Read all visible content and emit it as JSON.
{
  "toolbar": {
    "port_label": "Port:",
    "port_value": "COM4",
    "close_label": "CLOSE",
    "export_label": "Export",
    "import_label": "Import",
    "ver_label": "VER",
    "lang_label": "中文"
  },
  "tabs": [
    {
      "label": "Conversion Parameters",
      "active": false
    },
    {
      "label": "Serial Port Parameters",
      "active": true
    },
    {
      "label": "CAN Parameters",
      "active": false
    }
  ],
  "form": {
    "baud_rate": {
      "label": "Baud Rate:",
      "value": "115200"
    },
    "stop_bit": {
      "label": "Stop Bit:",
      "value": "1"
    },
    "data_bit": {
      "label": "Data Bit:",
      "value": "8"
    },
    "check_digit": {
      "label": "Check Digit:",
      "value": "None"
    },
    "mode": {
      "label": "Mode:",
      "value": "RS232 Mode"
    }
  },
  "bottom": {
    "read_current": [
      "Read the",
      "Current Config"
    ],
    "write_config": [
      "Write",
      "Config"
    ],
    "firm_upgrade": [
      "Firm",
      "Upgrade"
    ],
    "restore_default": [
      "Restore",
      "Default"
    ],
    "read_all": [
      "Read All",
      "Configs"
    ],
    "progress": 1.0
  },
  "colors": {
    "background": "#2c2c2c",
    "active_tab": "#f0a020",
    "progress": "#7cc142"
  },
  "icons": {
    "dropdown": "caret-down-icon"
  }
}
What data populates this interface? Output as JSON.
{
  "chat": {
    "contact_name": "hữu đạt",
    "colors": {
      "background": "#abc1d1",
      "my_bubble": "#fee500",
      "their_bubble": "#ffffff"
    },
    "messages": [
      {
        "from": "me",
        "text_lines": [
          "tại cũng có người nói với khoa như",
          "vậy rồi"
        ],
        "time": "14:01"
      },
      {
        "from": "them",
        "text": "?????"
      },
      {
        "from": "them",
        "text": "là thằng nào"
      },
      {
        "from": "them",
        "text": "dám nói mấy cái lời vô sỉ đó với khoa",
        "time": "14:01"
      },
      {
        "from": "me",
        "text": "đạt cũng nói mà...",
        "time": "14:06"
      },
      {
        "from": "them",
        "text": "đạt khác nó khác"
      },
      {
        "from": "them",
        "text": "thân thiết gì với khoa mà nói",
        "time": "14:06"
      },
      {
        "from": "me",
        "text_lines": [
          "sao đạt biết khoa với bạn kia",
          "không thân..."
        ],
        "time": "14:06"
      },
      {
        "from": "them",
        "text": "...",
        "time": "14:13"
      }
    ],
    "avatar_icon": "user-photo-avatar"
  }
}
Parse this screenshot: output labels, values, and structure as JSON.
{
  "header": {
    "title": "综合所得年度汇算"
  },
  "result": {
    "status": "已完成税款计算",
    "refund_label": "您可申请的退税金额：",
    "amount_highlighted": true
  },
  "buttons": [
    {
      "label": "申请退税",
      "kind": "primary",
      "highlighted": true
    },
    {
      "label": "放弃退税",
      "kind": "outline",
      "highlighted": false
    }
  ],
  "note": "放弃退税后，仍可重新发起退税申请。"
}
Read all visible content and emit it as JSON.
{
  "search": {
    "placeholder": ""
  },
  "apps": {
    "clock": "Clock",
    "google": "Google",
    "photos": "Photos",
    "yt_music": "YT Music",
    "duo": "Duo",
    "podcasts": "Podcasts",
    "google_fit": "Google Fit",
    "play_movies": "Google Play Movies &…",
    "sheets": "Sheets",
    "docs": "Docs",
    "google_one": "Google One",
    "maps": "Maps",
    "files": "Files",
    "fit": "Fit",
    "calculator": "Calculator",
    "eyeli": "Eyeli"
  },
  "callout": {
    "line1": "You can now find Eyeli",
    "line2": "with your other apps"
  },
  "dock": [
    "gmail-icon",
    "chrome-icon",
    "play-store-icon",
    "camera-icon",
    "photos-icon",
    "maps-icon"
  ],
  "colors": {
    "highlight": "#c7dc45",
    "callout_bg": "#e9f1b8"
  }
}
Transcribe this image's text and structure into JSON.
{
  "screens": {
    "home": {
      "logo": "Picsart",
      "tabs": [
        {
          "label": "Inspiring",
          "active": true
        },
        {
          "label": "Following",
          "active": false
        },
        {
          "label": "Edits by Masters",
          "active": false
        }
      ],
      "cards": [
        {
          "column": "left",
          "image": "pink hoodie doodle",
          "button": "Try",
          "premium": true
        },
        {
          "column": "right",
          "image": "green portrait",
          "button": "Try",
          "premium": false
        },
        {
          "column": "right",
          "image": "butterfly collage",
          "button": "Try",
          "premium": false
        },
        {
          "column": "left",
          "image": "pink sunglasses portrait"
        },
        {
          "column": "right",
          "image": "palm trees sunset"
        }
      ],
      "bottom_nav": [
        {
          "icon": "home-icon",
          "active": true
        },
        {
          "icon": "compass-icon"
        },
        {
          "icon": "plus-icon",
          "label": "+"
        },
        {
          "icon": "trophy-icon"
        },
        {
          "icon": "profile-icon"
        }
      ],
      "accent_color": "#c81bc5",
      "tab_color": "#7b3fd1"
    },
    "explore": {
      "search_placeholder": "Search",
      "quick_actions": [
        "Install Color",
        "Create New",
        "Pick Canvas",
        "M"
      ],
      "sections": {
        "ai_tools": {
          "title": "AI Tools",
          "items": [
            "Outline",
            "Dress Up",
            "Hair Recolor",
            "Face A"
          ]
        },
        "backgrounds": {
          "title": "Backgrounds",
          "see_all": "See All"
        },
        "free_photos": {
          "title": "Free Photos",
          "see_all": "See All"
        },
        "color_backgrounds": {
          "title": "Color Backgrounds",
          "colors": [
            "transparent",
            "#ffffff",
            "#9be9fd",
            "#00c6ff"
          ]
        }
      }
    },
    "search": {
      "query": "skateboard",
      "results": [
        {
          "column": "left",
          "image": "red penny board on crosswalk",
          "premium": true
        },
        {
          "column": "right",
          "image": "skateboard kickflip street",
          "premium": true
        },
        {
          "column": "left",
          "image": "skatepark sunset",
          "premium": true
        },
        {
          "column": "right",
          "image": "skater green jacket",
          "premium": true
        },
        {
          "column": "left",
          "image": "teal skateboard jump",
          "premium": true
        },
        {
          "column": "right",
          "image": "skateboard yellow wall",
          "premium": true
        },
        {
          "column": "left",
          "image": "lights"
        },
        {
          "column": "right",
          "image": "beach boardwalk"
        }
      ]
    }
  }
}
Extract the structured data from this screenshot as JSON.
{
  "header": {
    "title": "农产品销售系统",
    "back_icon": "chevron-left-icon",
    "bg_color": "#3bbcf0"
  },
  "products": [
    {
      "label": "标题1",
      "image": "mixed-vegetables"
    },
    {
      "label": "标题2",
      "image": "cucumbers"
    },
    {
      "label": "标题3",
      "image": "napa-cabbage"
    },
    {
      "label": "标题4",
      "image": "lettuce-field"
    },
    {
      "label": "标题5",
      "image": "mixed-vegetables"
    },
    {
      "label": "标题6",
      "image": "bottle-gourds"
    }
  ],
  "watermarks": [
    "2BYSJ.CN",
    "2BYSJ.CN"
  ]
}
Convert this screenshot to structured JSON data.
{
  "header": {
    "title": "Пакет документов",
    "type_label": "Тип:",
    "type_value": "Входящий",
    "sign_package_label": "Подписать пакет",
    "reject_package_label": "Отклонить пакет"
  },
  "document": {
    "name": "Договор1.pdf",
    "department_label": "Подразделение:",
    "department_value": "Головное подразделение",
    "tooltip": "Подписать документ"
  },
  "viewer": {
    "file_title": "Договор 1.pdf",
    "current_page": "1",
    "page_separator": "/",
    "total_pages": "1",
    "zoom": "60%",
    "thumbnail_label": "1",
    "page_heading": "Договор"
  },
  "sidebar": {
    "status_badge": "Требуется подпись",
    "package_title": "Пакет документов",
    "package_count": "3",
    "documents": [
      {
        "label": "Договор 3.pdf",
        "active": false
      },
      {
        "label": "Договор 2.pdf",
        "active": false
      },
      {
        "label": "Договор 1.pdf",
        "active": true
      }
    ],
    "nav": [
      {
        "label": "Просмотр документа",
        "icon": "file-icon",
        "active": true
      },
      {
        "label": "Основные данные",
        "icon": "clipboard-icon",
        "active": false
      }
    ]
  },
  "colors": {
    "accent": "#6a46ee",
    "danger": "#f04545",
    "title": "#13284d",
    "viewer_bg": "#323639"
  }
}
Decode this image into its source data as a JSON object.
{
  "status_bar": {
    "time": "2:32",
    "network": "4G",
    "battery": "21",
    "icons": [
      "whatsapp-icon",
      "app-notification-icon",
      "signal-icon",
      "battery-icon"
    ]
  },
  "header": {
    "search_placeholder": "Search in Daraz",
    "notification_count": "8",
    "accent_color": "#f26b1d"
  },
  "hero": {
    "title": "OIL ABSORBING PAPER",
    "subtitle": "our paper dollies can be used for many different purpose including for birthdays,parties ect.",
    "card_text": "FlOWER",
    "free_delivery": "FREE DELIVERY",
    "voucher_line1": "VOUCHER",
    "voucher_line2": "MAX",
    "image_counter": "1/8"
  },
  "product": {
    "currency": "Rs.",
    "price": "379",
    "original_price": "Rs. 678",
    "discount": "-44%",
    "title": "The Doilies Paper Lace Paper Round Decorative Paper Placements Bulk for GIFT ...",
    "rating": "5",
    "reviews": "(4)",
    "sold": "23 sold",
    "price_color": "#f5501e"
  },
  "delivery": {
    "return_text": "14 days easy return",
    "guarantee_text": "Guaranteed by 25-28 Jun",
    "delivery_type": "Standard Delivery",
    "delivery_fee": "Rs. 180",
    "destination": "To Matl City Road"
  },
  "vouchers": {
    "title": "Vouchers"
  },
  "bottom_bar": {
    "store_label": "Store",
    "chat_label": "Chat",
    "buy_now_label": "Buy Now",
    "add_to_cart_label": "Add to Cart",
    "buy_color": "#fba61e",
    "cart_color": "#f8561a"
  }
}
####################
- _The problem_
From the listing above, pick out each line where the word "this" appears.

- _Exercise solution_
What data populates this interface? Output as JSON.
Parse this screenshot: output labels, values, and structure as JSON.
Transcribe this image's text and structure into JSON.
Extract the structured data from this screenshot as JSON.
Convert this screenshot to structured JSON data.
Decode this image into its source data as a JSON object.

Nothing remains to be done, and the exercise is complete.